* **Stored rows**:
"""

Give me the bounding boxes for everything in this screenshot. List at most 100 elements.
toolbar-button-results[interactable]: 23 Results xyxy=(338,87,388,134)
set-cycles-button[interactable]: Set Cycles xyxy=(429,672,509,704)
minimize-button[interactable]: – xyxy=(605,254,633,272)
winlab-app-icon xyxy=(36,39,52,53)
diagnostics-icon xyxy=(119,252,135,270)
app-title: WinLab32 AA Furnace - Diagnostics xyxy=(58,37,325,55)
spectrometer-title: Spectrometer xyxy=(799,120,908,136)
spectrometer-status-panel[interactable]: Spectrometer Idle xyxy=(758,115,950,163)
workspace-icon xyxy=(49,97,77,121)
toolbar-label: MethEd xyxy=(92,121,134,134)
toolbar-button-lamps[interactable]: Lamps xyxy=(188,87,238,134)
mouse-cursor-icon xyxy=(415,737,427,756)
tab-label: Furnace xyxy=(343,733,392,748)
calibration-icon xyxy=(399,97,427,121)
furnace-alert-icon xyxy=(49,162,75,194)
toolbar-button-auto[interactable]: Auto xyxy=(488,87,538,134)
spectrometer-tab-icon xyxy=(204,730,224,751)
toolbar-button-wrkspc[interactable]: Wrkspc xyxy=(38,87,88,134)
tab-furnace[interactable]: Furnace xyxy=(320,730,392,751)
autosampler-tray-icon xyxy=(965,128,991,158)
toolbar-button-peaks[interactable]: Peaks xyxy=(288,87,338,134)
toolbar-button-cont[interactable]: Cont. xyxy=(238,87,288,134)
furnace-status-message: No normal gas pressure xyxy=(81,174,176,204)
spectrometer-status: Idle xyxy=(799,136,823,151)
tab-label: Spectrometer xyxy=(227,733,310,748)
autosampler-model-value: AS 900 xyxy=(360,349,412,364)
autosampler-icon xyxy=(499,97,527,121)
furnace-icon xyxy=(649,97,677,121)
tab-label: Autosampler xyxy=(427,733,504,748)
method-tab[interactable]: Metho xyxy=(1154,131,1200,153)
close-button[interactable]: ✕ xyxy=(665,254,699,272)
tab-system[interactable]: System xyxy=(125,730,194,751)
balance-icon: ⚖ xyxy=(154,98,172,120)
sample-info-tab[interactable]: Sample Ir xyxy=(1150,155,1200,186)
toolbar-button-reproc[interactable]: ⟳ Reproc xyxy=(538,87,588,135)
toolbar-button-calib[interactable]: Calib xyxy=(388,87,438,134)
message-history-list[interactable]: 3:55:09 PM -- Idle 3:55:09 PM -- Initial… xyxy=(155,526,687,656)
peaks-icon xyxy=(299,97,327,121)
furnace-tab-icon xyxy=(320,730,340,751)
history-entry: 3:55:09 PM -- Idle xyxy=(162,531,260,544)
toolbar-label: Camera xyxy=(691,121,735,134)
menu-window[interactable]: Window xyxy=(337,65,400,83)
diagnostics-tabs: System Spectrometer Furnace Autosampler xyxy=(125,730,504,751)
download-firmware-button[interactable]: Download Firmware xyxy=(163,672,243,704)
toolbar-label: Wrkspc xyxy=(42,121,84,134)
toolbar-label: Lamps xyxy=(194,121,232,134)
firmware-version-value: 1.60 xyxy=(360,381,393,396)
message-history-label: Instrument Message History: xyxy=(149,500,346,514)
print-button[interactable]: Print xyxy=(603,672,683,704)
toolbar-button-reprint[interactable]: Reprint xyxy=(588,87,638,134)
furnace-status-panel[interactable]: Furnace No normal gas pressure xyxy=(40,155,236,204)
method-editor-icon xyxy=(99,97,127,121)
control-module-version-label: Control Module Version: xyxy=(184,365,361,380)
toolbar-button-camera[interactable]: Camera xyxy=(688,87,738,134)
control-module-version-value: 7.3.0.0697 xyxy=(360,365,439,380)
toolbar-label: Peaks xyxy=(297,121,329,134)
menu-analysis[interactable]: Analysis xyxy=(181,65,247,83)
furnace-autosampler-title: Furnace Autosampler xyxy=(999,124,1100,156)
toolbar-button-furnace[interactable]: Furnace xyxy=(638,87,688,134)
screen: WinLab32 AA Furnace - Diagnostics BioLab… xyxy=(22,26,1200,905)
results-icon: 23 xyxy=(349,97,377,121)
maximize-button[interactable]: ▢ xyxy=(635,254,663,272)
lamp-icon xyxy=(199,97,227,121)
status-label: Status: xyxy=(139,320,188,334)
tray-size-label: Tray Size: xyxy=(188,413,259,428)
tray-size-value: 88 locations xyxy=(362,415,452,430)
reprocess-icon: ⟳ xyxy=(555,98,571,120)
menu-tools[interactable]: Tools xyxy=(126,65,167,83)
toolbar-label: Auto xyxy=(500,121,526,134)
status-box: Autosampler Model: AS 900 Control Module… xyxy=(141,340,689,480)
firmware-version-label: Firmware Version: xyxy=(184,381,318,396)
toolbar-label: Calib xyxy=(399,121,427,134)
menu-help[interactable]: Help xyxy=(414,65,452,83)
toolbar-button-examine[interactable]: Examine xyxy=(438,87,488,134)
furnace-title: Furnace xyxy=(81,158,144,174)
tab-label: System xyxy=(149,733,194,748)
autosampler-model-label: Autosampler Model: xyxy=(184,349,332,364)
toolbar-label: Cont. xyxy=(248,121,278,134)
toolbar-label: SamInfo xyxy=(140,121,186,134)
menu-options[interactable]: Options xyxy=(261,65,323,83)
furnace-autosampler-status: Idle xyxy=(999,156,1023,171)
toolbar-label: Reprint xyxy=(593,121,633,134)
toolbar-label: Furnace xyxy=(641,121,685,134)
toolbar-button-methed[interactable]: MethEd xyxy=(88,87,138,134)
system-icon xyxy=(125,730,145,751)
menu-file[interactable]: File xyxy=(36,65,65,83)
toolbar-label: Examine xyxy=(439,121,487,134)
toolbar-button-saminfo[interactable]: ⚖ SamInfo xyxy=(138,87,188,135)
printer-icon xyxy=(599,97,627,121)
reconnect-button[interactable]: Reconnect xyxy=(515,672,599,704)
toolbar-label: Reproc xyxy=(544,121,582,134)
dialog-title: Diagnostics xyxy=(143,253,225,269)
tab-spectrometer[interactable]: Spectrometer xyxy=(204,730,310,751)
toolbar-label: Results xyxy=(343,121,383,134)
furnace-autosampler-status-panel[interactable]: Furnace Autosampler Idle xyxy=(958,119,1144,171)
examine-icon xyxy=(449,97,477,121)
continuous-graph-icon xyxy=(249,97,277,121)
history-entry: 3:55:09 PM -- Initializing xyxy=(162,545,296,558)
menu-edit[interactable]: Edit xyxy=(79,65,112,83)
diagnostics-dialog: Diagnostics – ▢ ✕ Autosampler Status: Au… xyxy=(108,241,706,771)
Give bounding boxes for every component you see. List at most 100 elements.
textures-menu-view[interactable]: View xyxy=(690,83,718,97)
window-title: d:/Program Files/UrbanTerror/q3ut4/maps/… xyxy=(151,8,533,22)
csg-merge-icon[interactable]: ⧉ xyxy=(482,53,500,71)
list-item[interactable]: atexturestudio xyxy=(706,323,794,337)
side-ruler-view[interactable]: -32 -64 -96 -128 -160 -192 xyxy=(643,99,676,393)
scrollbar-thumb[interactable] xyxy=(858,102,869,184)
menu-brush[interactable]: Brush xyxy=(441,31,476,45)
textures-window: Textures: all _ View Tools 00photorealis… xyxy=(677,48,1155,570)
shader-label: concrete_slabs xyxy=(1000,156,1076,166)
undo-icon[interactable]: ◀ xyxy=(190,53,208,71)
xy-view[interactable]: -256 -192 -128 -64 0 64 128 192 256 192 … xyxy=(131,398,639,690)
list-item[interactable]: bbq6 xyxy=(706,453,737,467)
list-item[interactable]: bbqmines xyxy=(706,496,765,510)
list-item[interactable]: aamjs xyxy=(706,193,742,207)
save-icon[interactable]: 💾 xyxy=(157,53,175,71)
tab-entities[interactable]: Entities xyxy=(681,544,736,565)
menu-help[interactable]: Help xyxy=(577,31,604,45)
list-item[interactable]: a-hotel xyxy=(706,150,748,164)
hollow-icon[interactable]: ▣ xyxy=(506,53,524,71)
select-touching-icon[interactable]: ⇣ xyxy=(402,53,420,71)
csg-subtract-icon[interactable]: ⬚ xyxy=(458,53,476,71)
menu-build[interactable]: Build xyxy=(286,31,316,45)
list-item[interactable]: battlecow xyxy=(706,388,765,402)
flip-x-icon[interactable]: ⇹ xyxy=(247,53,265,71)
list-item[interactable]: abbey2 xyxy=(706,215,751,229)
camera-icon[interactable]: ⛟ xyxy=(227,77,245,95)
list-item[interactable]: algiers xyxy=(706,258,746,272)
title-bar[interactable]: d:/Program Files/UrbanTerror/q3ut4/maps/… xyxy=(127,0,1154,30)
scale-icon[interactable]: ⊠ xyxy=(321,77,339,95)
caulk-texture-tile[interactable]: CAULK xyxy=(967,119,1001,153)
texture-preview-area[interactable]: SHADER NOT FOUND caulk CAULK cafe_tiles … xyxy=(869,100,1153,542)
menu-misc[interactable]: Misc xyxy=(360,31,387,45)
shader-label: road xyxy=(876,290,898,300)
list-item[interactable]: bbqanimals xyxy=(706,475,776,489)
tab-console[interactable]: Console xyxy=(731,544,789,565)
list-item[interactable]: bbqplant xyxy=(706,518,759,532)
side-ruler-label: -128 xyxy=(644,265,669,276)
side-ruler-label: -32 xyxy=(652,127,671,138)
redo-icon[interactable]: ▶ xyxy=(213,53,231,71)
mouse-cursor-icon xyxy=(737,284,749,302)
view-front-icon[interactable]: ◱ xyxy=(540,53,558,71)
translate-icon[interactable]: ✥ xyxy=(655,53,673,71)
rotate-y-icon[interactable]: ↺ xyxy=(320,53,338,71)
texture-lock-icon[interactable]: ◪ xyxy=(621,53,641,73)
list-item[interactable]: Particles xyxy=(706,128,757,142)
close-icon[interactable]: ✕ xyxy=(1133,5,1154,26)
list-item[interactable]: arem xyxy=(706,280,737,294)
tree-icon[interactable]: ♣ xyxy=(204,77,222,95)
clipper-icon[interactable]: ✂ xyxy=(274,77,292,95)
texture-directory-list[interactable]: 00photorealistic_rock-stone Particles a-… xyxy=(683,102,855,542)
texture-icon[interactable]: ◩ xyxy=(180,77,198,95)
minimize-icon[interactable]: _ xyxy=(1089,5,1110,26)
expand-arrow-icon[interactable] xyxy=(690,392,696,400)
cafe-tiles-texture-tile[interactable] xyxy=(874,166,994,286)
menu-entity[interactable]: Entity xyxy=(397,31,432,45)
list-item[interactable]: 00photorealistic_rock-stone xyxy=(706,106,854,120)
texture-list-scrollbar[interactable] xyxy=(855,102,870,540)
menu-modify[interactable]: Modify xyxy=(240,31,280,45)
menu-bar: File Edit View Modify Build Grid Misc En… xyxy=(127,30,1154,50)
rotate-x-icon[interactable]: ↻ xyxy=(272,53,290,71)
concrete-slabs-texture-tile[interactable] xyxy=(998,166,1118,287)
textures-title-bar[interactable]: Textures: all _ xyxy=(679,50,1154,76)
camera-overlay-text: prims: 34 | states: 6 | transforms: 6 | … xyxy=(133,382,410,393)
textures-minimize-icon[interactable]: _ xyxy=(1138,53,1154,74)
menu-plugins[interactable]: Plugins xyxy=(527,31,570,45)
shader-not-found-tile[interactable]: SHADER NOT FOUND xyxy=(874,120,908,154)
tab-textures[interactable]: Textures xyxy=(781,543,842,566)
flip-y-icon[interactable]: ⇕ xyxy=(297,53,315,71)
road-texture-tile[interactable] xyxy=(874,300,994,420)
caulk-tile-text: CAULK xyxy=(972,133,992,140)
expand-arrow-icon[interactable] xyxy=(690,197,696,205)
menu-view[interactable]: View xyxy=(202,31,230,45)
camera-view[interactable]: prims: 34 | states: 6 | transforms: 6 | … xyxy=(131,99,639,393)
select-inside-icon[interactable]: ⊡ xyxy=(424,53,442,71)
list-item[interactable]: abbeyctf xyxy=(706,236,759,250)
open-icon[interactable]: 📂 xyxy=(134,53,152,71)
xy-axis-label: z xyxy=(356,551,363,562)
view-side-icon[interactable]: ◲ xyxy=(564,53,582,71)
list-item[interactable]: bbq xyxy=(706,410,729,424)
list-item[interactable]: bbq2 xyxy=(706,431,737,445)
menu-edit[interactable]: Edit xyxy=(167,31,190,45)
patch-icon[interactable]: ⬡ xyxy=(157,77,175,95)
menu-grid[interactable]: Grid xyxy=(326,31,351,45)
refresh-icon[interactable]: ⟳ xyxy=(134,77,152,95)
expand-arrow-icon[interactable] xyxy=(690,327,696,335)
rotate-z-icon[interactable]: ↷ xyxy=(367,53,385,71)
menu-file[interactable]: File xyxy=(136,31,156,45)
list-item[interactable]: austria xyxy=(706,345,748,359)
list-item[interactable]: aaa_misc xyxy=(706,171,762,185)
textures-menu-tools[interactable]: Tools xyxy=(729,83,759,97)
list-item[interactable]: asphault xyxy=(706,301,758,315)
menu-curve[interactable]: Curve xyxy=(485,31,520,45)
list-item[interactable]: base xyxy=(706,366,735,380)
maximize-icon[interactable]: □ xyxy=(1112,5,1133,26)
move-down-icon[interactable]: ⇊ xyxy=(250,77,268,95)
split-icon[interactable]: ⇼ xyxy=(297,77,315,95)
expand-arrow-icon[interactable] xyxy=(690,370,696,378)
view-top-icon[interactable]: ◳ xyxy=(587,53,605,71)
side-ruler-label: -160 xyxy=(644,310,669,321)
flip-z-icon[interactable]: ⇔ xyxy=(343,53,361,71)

"""

* **Exercise brief**:
Convert the data, starting at its first line and ending at the line containing "spectrometer-title: Spectrometer xyxy=(799,120,908,136)" (including it), into a JSON list of strings with one string per line and blank lines left out.

* **Completed exercise**:
[
  "Give me the bounding boxes for everything in this screenshot. List at most 100 elements.",
  "toolbar-button-results[interactable]: 23 Results xyxy=(338,87,388,134)",
  "set-cycles-button[interactable]: Set Cycles xyxy=(429,672,509,704)",
  "minimize-button[interactable]: – xyxy=(605,254,633,272)",
  "winlab-app-icon xyxy=(36,39,52,53)",
  "diagnostics-icon xyxy=(119,252,135,270)",
  "app-title: WinLab32 AA Furnace - Diagnostics xyxy=(58,37,325,55)",
  "spectrometer-title: Spectrometer xyxy=(799,120,908,136)"
]